## Task brief
Skip the pictures and quote all of the lines exactly.

## Record extracts
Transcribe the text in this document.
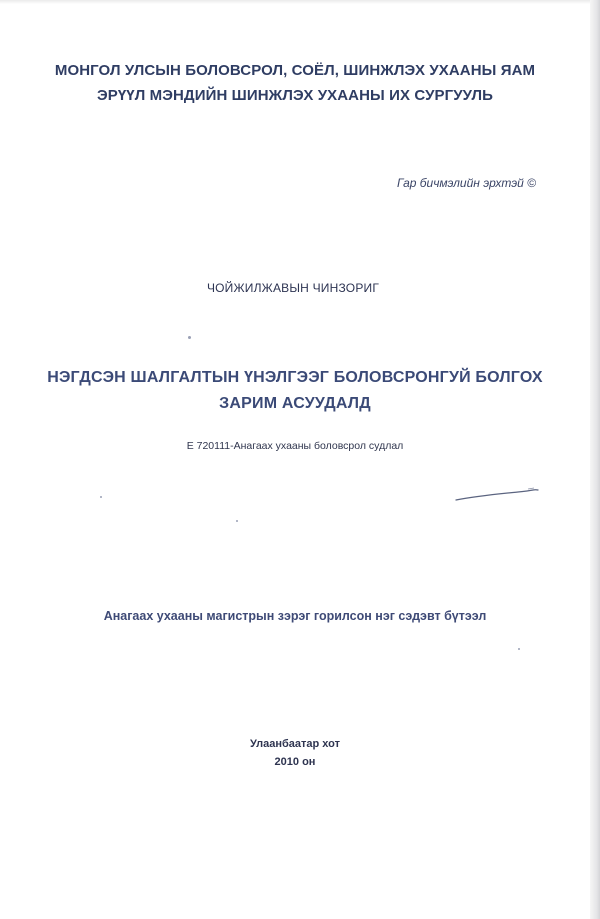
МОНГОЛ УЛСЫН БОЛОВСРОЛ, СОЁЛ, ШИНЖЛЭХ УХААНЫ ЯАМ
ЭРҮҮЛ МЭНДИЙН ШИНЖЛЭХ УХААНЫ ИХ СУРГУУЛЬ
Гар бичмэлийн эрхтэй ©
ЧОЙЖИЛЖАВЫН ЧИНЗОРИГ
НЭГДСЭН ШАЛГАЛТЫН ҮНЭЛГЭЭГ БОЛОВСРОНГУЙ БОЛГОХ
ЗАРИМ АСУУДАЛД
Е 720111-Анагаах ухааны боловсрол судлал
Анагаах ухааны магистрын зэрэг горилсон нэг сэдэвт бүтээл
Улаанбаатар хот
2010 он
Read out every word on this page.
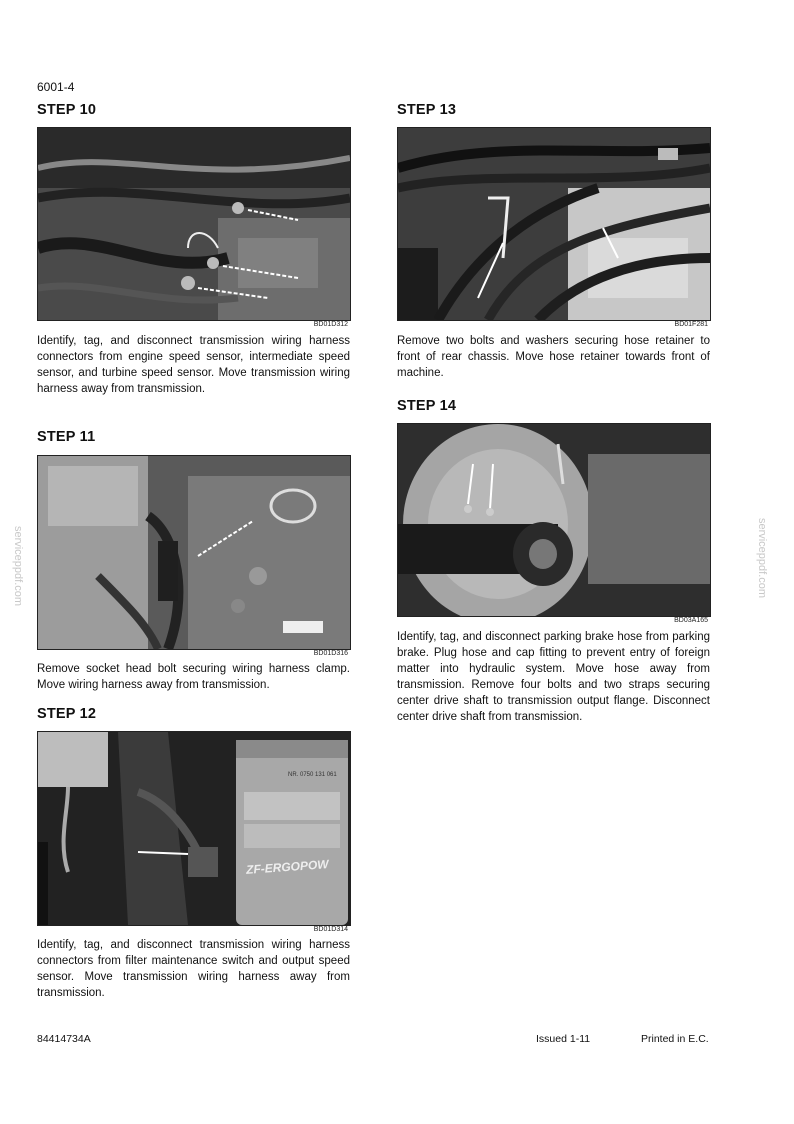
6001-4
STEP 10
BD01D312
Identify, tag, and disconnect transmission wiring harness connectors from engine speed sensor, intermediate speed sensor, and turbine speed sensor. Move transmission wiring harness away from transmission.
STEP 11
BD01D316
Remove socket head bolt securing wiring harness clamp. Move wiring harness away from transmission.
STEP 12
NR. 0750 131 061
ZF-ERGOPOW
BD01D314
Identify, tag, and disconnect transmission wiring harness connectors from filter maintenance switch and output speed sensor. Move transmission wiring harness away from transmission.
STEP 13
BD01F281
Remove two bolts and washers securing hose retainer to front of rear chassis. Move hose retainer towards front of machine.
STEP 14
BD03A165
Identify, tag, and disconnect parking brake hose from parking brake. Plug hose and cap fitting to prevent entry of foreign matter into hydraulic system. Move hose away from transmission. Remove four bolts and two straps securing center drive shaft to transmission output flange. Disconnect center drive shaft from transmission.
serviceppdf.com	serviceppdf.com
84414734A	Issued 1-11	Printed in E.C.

## Full answer
Transcribe the text in this document.
МОНГОЛ УЛСЫН БОЛОВСРОЛ, СОЁЛ, ШИНЖЛЭХ УХААНЫ ЯАМ
ЭРҮҮЛ МЭНДИЙН ШИНЖЛЭХ УХААНЫ ИХ СУРГУУЛЬ
Гар бичмэлийн эрхтэй ©
ЧОЙЖИЛЖАВЫН ЧИНЗОРИГ
НЭГДСЭН ШАЛГАЛТЫН ҮНЭЛГЭЭГ БОЛОВСРОНГУЙ БОЛГОХ
ЗАРИМ АСУУДАЛД
Е 720111-Анагаах ухааны боловсрол судлал
Анагаах ухааны магистрын зэрэг горилсон нэг сэдэвт бүтээл
Улаанбаатар хот
2010 он
Read out every word on this page.
6001-4
STEP 10
BD01D312
Identify, tag, and disconnect transmission wiring harness connectors from engine speed sensor, intermediate speed sensor, and turbine speed sensor. Move transmission wiring harness away from transmission.
STEP 11
BD01D316
Remove socket head bolt securing wiring harness clamp. Move wiring harness away from transmission.
STEP 12
NR. 0750 131 061
ZF-ERGOPOW
BD01D314
Identify, tag, and disconnect transmission wiring harness connectors from filter maintenance switch and output speed sensor. Move transmission wiring harness away from transmission.
STEP 13
BD01F281
Remove two bolts and washers securing hose retainer to front of rear chassis. Move hose retainer towards front of machine.
STEP 14
BD03A165
Identify, tag, and disconnect parking brake hose from parking brake. Plug hose and cap fitting to prevent entry of foreign matter into hydraulic system. Move hose away from transmission. Remove four bolts and two straps securing center drive shaft to transmission output flange. Disconnect center drive shaft from transmission.
serviceppdf.com	serviceppdf.com
84414734A	Issued 1-11	Printed in E.C.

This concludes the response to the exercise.